--- Start SOURCE DATA ---

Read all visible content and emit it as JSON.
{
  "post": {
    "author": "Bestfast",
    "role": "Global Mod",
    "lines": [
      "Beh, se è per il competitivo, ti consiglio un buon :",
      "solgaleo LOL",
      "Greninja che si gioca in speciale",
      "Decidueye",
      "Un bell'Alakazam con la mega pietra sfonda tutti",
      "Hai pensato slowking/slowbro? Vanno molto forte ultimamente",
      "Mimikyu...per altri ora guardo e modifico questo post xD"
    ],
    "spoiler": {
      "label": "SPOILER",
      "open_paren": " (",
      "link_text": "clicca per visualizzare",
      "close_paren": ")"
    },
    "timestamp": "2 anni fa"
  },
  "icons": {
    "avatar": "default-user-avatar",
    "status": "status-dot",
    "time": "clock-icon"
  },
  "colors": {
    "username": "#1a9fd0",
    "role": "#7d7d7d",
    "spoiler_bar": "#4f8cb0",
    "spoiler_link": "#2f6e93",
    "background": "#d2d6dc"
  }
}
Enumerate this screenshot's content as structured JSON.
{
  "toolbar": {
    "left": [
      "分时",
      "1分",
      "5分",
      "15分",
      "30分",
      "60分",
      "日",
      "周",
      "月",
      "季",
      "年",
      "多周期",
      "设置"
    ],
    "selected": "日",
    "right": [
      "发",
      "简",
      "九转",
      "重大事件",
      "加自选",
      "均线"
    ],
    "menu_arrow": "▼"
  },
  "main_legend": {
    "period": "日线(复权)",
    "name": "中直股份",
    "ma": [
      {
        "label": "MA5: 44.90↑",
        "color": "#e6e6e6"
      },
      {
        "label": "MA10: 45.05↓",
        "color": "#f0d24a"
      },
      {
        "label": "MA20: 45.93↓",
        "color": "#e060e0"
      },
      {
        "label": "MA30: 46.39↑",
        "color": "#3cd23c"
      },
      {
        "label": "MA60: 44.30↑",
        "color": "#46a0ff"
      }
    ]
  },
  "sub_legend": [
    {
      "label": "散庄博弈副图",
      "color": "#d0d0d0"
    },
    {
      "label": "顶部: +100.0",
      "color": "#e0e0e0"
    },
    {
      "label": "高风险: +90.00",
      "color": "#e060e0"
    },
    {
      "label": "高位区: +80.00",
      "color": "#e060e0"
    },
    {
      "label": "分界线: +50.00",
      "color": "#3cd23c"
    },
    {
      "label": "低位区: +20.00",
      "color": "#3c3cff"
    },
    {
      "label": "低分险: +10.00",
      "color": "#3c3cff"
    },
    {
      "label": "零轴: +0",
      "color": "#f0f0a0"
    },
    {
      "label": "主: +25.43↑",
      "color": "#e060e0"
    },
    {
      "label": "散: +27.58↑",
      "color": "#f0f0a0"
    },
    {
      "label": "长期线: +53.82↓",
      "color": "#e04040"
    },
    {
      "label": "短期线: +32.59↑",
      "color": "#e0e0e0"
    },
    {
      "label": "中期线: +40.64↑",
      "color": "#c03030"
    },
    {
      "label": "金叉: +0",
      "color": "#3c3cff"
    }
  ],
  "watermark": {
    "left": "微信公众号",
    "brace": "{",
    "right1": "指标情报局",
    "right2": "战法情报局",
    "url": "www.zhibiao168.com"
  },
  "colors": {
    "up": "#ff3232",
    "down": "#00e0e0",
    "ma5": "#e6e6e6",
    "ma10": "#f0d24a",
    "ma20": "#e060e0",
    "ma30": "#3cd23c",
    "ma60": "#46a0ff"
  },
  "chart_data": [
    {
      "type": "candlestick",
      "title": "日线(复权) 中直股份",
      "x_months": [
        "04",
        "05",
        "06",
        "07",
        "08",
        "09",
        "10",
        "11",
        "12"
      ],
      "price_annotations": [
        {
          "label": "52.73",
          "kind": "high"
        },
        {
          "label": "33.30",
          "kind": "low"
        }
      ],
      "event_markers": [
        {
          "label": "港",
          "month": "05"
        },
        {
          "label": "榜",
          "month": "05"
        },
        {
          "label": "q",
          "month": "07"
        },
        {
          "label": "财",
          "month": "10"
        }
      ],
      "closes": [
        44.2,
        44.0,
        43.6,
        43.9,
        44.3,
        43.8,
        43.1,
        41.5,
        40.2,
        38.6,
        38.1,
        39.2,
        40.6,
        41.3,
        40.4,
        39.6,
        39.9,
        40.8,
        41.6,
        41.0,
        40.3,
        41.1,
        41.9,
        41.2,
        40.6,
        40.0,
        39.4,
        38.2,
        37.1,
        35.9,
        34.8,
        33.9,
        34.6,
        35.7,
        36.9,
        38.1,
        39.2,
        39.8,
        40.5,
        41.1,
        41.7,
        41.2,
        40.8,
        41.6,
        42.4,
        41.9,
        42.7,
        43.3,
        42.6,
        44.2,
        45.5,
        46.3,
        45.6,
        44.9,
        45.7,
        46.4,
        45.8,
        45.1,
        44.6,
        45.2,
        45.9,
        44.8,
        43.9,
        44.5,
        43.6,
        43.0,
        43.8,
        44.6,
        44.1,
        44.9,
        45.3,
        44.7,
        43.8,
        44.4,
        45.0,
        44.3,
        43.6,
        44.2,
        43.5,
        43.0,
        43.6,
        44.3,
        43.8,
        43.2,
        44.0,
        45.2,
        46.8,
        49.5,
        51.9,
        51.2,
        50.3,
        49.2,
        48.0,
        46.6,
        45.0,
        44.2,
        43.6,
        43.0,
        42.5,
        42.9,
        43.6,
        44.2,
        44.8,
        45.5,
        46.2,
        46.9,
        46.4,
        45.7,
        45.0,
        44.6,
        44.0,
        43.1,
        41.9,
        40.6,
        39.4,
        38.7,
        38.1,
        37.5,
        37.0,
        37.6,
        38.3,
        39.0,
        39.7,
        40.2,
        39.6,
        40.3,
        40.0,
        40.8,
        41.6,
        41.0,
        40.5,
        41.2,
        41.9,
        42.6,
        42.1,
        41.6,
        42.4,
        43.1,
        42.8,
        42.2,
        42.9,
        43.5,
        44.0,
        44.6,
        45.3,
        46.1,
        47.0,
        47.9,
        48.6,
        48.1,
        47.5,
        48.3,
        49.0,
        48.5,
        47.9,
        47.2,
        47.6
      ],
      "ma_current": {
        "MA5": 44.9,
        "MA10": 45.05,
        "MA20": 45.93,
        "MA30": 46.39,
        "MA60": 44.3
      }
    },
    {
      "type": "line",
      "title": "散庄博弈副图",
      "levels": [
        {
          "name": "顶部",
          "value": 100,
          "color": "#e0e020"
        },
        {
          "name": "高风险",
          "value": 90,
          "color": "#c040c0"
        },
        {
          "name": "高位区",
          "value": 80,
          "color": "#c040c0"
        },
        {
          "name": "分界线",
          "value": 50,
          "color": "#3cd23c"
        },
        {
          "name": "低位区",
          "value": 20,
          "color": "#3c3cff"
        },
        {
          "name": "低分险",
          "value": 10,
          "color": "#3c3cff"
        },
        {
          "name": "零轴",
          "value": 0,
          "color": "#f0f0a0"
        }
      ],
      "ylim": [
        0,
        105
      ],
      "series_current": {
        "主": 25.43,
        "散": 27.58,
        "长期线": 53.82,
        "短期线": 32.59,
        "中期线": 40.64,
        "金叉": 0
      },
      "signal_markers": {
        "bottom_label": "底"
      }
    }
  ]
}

--- End SOURCE DATA ---

## WHAT TO DO
Among the entries above, how many lines hold the string "content"? Give the number by itself.

## RESPONSE
2